**TASK GOAL:**
Restate the listing below word for word; no picture is to be carried over.

════════════════

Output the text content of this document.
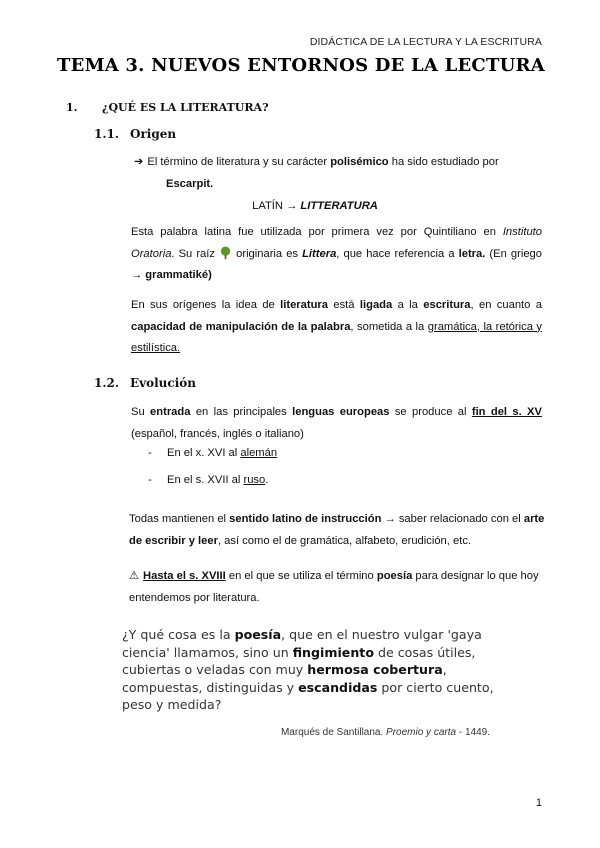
DIDÁCTICA DE LA LECTURA Y LA ESCRITURA
TEMA 3. NUEVOS ENTORNOS DE LA LECTURA
1. ¿QUÉ ES LA LITERATURA?
1.1. Origen
➔ El término de literatura y su carácter polisémico ha sido estudiado por
Escarpit.
LATÍN → LITTERATURA
Esta palabra latina fue utilizada por primera vez por Quintiliano en Instituto Oratoria. Su raíz  originaria es Littera, que hace referencia a letra. (En griego → grammatiké)
En sus orígenes la idea de literatura está ligada a la escritura, en cuanto a capacidad de manipulación de la palabra, sometida a la gramática, la retórica y estilística.
1.2. Evolución
Su entrada en las principales lenguas europeas se produce al fin del s. XV (español, francés, inglés o italiano)
- En el x. XVI al alemán
- En el s. XVII al ruso.
Todas mantienen el sentido latino de instrucción → saber relacionado con el arte de escribir y leer, así como el de gramática, alfabeto, erudición, etc.
⚠ Hasta el s. XVIII en el que se utiliza el término poesía para designar lo que hoy entendemos por literatura.
¿Y qué cosa es la poesía, que en el nuestro vulgar 'gaya ciencia' llamamos, sino un fingimiento de cosas útiles, cubiertas o veladas con muy hermosa cobertura, compuestas, distinguidas y escandidas por cierto cuento, peso y medida?
Marqués de Santillana. Proemio y carta - 1449.
1
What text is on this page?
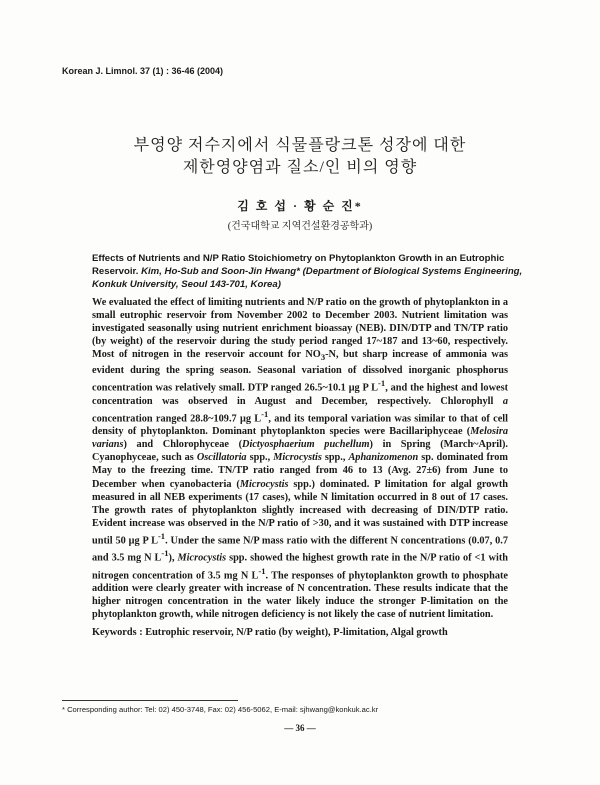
Korean J. Limnol. 37 (1) : 36-46 (2004)
부영양 저수지에서 식물플랑크톤 성장에 대한
제한영양염과 질소/인 비의 영향
김 호 섭 · 황 순 진*
(건국대학교 지역건설환경공학과)
Effects of Nutrients and N/P Ratio Stoichiometry on Phytoplankton Growth in an Eutrophic Reservoir. Kim, Ho-Sub and Soon-Jin Hwang* (Department of Biological Systems Engineering, Konkuk University, Seoul 143-701, Korea)
We evaluated the effect of limiting nutrients and N/P ratio on the growth of phytoplankton in a small eutrophic reservoir from November 2002 to December 2003. Nutrient limitation was investigated seasonally using nutrient enrichment bioassay (NEB). DIN/DTP and TN/TP ratio (by weight) of the reservoir during the study period ranged 17~187 and 13~60, respectively. Most of nitrogen in the reservoir account for $NO_3-N$, but sharp increase of ammonia was evident during the spring season. Seasonal variation of dissolved inorganic phosphorus concentration was relatively small. DTP ranged 26.5~10.1 μg P $L^{-1}$, and the highest and lowest concentration was observed in August and December, respectively. Chlorophyll a concentration ranged 28.8~109.7 μg $L^{-1}$, and its temporal variation was similar to that of cell density of phytoplankton. Dominant phytoplankton species were Bacillariphyceae (Melosira varians) and Chlorophyceae (Dictyosphaerium puchellum) in Spring (March~April). Cyanophyceae, such as Oscillatoria spp., Microcystis spp., Aphanizomenon sp. dominated from May to the freezing time. TN/TP ratio ranged from 46 to 13 (Avg. 27±6) from June to December when cyanobacteria (Microcystis spp.) dominated. P limitation for algal growth measured in all NEB experiments (17 cases), while N limitation occurred in 8 out of 17 cases. The growth rates of phytoplankton slightly increased with decreasing of DIN/DTP ratio. Evident increase was observed in the N/P ratio of >30, and it was sustained with DTP increase until 50 μg P $L^{-1}$. Under the same N/P mass ratio with the different N concentrations (0.07, 0.7 and 3.5 mg N $L^{-1}$), Microcystis spp. showed the highest growth rate in the N/P ratio of <1 with nitrogen concentration of 3.5 mg N $L^{-1}$. The responses of phytoplankton growth to phosphate addition were clearly greater with increase of N concentration. These results indicate that the higher nitrogen concentration in the water likely induce the stronger P-limitation on the phytoplankton growth, while nitrogen deficiency is not likely the case of nutrient limitation.
Keywords : Eutrophic reservoir, N/P ratio (by weight), P-limitation, Algal growth
* Corresponding author: Tel: 02) 450-3748, Fax: 02) 456-5062, E-mail: sjhwang@konkuk.ac.kr
— 36 —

════════════════

**REPLY TO THE TASK:**
Output the text content of this document.
DIDÁCTICA DE LA LECTURA Y LA ESCRITURA
TEMA 3. NUEVOS ENTORNOS DE LA LECTURA
1. ¿QUÉ ES LA LITERATURA?
1.1. Origen
➔ El término de literatura y su carácter polisémico ha sido estudiado por
Escarpit.
LATÍN → LITTERATURA
Esta palabra latina fue utilizada por primera vez por Quintiliano en Instituto Oratoria. Su raíz  originaria es Littera, que hace referencia a letra. (En griego → grammatiké)
En sus orígenes la idea de literatura está ligada a la escritura, en cuanto a capacidad de manipulación de la palabra, sometida a la gramática, la retórica y estilística.
1.2. Evolución
Su entrada en las principales lenguas europeas se produce al fin del s. XV (español, francés, inglés o italiano)
- En el x. XVI al alemán
- En el s. XVII al ruso.
Todas mantienen el sentido latino de instrucción → saber relacionado con el arte de escribir y leer, así como el de gramática, alfabeto, erudición, etc.
⚠ Hasta el s. XVIII en el que se utiliza el término poesía para designar lo que hoy entendemos por literatura.
¿Y qué cosa es la poesía, que en el nuestro vulgar 'gaya ciencia' llamamos, sino un fingimiento de cosas útiles, cubiertas o veladas con muy hermosa cobertura, compuestas, distinguidas y escandidas por cierto cuento, peso y medida?
Marqués de Santillana. Proemio y carta - 1449.
1
What text is on this page?
Korean J. Limnol. 37 (1) : 36-46 (2004)
부영양 저수지에서 식물플랑크톤 성장에 대한
제한영양염과 질소/인 비의 영향
김 호 섭 · 황 순 진*
(건국대학교 지역건설환경공학과)
Effects of Nutrients and N/P Ratio Stoichiometry on Phytoplankton Growth in an Eutrophic Reservoir. Kim, Ho-Sub and Soon-Jin Hwang* (Department of Biological Systems Engineering, Konkuk University, Seoul 143-701, Korea)
We evaluated the effect of limiting nutrients and N/P ratio on the growth of phytoplankton in a small eutrophic reservoir from November 2002 to December 2003. Nutrient limitation was investigated seasonally using nutrient enrichment bioassay (NEB). DIN/DTP and TN/TP ratio (by weight) of the reservoir during the study period ranged 17~187 and 13~60, respectively. Most of nitrogen in the reservoir account for $NO_3-N$, but sharp increase of ammonia was evident during the spring season. Seasonal variation of dissolved inorganic phosphorus concentration was relatively small. DTP ranged 26.5~10.1 μg P $L^{-1}$, and the highest and lowest concentration was observed in August and December, respectively. Chlorophyll a concentration ranged 28.8~109.7 μg $L^{-1}$, and its temporal variation was similar to that of cell density of phytoplankton. Dominant phytoplankton species were Bacillariphyceae (Melosira varians) and Chlorophyceae (Dictyosphaerium puchellum) in Spring (March~April). Cyanophyceae, such as Oscillatoria spp., Microcystis spp., Aphanizomenon sp. dominated from May to the freezing time. TN/TP ratio ranged from 46 to 13 (Avg. 27±6) from June to December when cyanobacteria (Microcystis spp.) dominated. P limitation for algal growth measured in all NEB experiments (17 cases), while N limitation occurred in 8 out of 17 cases. The growth rates of phytoplankton slightly increased with decreasing of DIN/DTP ratio. Evident increase was observed in the N/P ratio of >30, and it was sustained with DTP increase until 50 μg P $L^{-1}$. Under the same N/P mass ratio with the different N concentrations (0.07, 0.7 and 3.5 mg N $L^{-1}$), Microcystis spp. showed the highest growth rate in the N/P ratio of <1 with nitrogen concentration of 3.5 mg N $L^{-1}$. The responses of phytoplankton growth to phosphate addition were clearly greater with increase of N concentration. These results indicate that the higher nitrogen concentration in the water likely induce the stronger P-limitation on the phytoplankton growth, while nitrogen deficiency is not likely the case of nutrient limitation.
Keywords : Eutrophic reservoir, N/P ratio (by weight), P-limitation, Algal growth
* Corresponding author: Tel: 02) 450-3748, Fax: 02) 456-5062, E-mail: sjhwang@konkuk.ac.kr
— 36 —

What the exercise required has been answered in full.